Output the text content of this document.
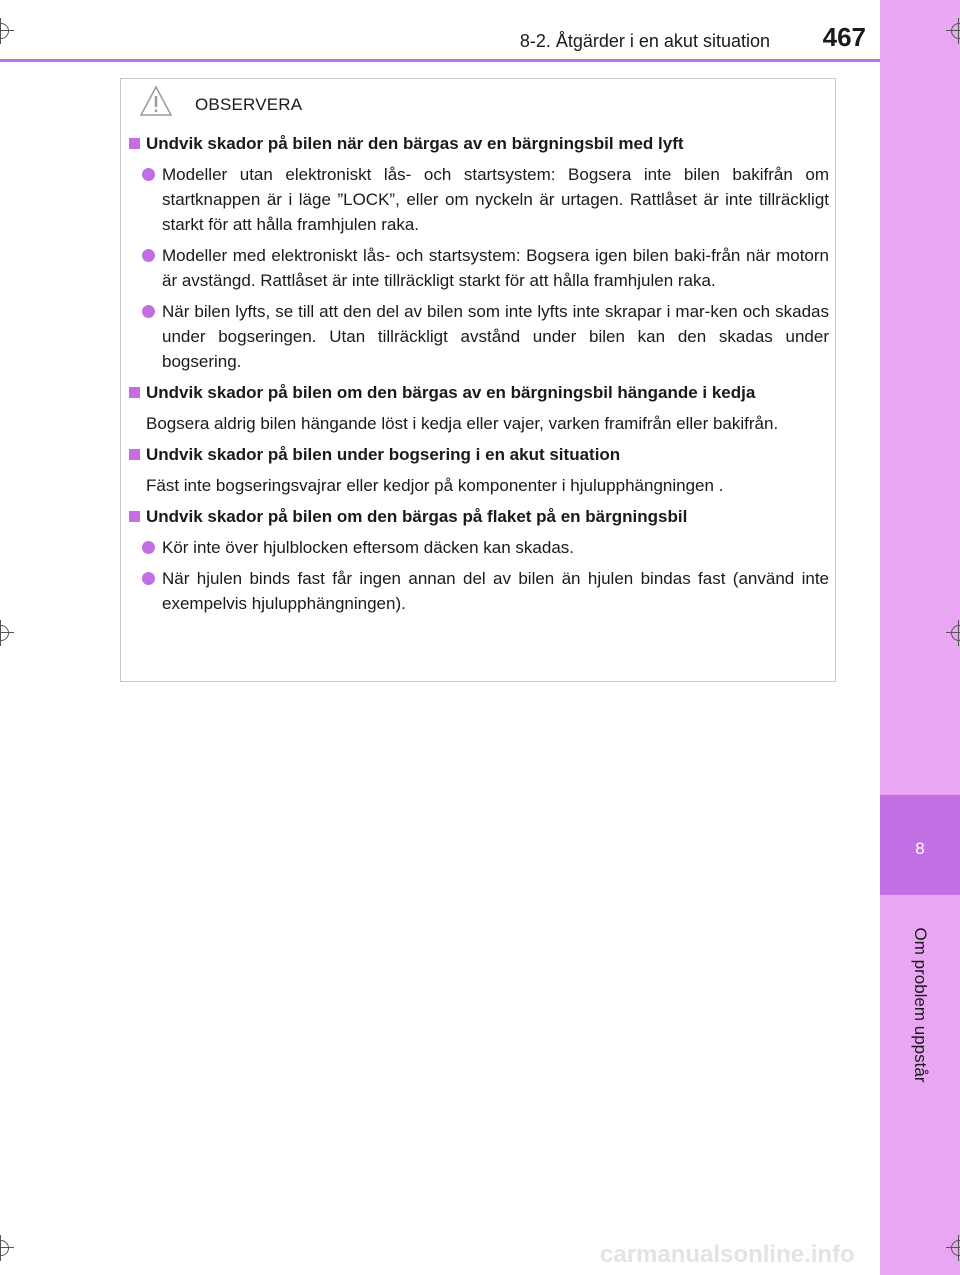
8
Om problem uppstår
8-2. Åtgärder i en akut situation 467
OBSERVERA
Undvik skador på bilen när den bärgas av en bärgningsbil med lyft
Modeller utan elektroniskt lås- och startsystem: Bogsera inte bilen bakifrån om startknappen är i läge ”LOCK”, eller om nyckeln är urtagen. Rattlåset är inte tillräckligt starkt för att hålla framhjulen raka.
Modeller med elektroniskt lås- och startsystem: Bogsera igen bilen baki-från när motorn är avstängd. Rattlåset är inte tillräckligt starkt för att hålla framhjulen raka.
När bilen lyfts, se till att den del av bilen som inte lyfts inte skrapar i mar-ken och skadas under bogseringen. Utan tillräckligt avstånd under bilen kan den skadas under bogsering.
Undvik skador på bilen om den bärgas av en bärgningsbil hängande i kedja
Bogsera aldrig bilen hängande löst i kedja eller vajer, varken framifrån eller bakifrån.
Undvik skador på bilen under bogsering i en akut situation
Fäst inte bogseringsvajrar eller kedjor på komponenter i hjulupphängningen .
Undvik skador på bilen om den bärgas på flaket på en bärgningsbil
Kör inte över hjulblocken eftersom däcken kan skadas.
När hjulen binds fast får ingen annan del av bilen än hjulen bindas fast (använd inte exempelvis hjulupphängningen).
carmanualsonline.info
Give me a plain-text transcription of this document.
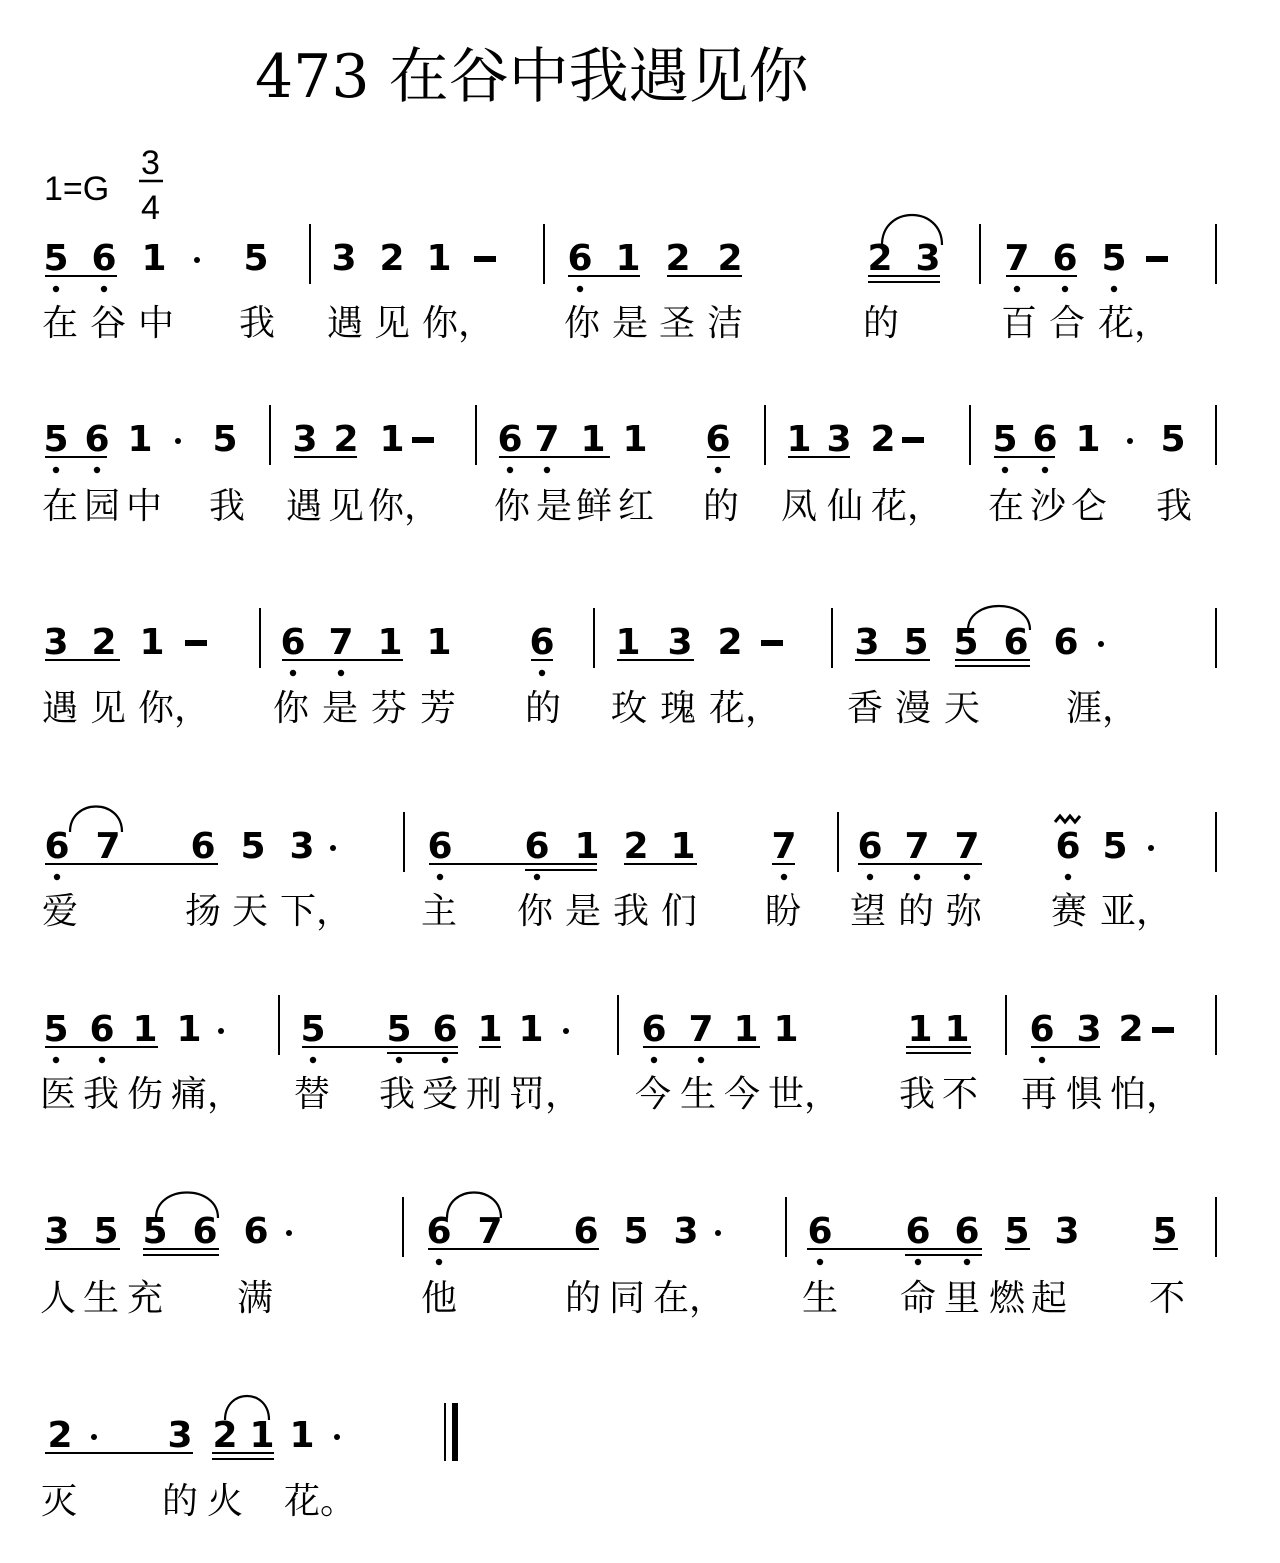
473 在谷中我遇见你
1=G
3
4
5 6 1 5 3 2 1	6 1 2 2	2 3 7 6 5
在 谷 中 我 遇 见 你， 你 是 圣 洁	的	百 合 花，
5 6 1 5 3 2 1	6 7 1 1 6 1 3 2	5 6 1 5
在 园 中 我 遇 见 你， 你 是 鲜 红 的 凤 仙 花， 在 沙 仑 我
3 2 1	6 7 1 1 6 1 3 2	3 5 5 6 6
遇 见 你， 你 是 芬 芳 的 玫 瑰 花， 香 漫 天 涯，
6 7 6 5 3	6 6 1 2 1 7 6 7 7 6 5
爱	扬 天 下， 主 你 是 我 们 盼 望 的 弥 赛 亚，
5 6 1 1	5 5 6 1 1	6 7 1 1	1 1 6 3 2
医 我 伤 痛， 替 我 受 刑 罚， 今 生 今 世， 我 不 再 惧 怕，
3 5 5 6 6	6 7 6 5 3	6 6 6 5 3 5
人 生 充 满	他	的 同 在， 生 命 里 燃 起 不
2	3 2 1 1
灭 的 火 花。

_Written instruction:_ State only the count of lines above that hold the string "Modeller".

_Answer to this task:_ 2